What is being asked.
Return all of the data exactly, with nothing left out but the pictures.

■ ■ ■

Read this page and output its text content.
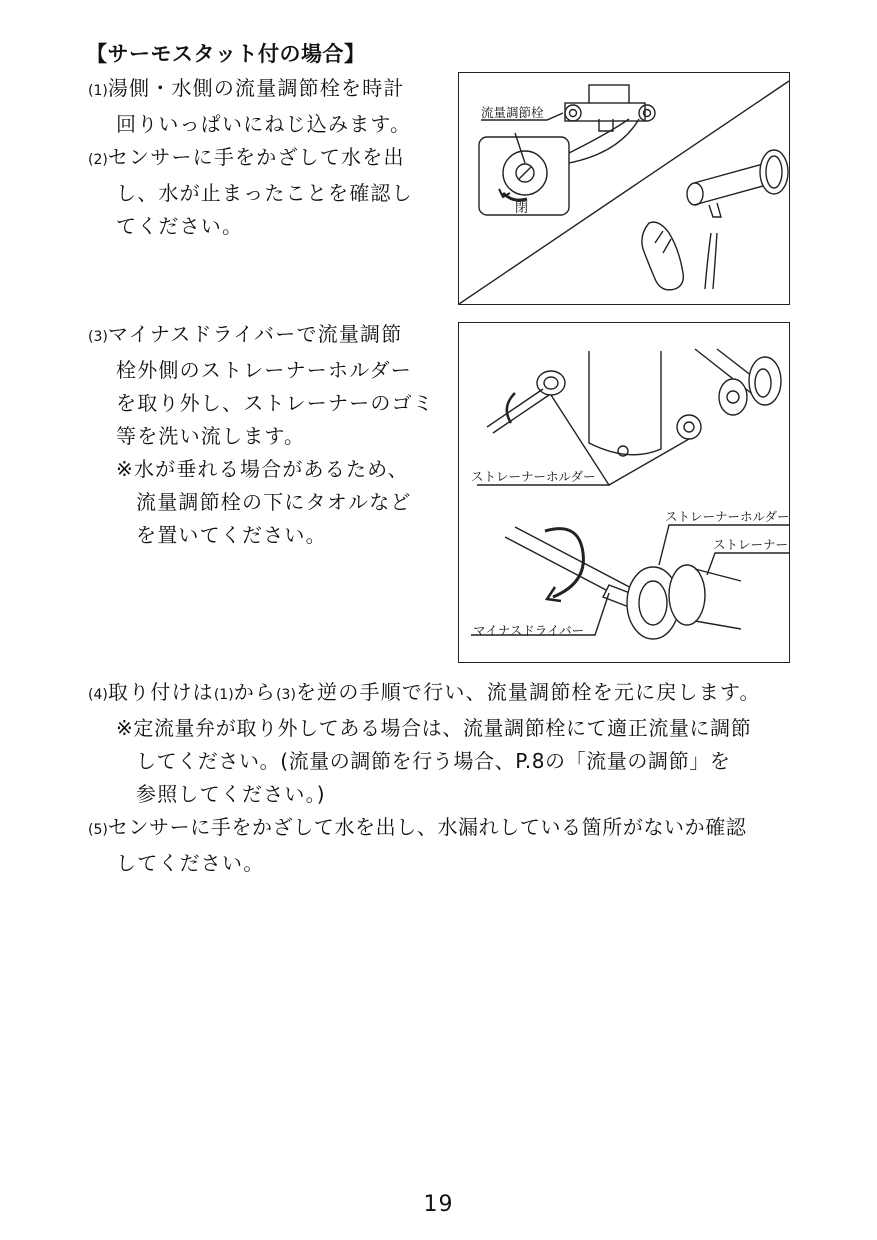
【サーモスタット付の場合】
(1)湯側・水側の流量調節栓を時計
回りいっぱいにねじ込みます。
(2)センサーに手をかざして水を出
し、水が止まったことを確認し
てください。
(3)マイナスドライバーで流量調節
栓外側のストレーナーホルダー
を取り外し、ストレーナーのゴミ
等を洗い流します。
※水が垂れる場合があるため、
流量調節栓の下にタオルなど
を置いてください。
(4)取り付けは(1)から(3)を逆の手順で行い、流量調節栓を元に戻します。
※定流量弁が取り外してある場合は、流量調節栓にて適正流量に調節
してください。(流量の調節を行う場合、P.8の「流量の調節」を
参照してください。)
(5)センサーに手をかざして水を出し、水漏れしている箇所がないか確認
してください。
流量調節栓
閉
ストレーナーホルダー
ストレーナーホルダー
ストレーナー
マイナスドライバー
19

■ ■ ■

Output below.
Read this page and output its text content.
【サーモスタット付の場合】
(1)湯側・水側の流量調節栓を時計
回りいっぱいにねじ込みます。
(2)センサーに手をかざして水を出
し、水が止まったことを確認し
てください。
(3)マイナスドライバーで流量調節
栓外側のストレーナーホルダー
を取り外し、ストレーナーのゴミ
等を洗い流します。
※水が垂れる場合があるため、
流量調節栓の下にタオルなど
を置いてください。
(4)取り付けは(1)から(3)を逆の手順で行い、流量調節栓を元に戻します。
※定流量弁が取り外してある場合は、流量調節栓にて適正流量に調節
してください。(流量の調節を行う場合、P.8の「流量の調節」を
参照してください。)
(5)センサーに手をかざして水を出し、水漏れしている箇所がないか確認
してください。
流量調節栓
閉
ストレーナーホルダー
ストレーナーホルダー
ストレーナー
マイナスドライバー
19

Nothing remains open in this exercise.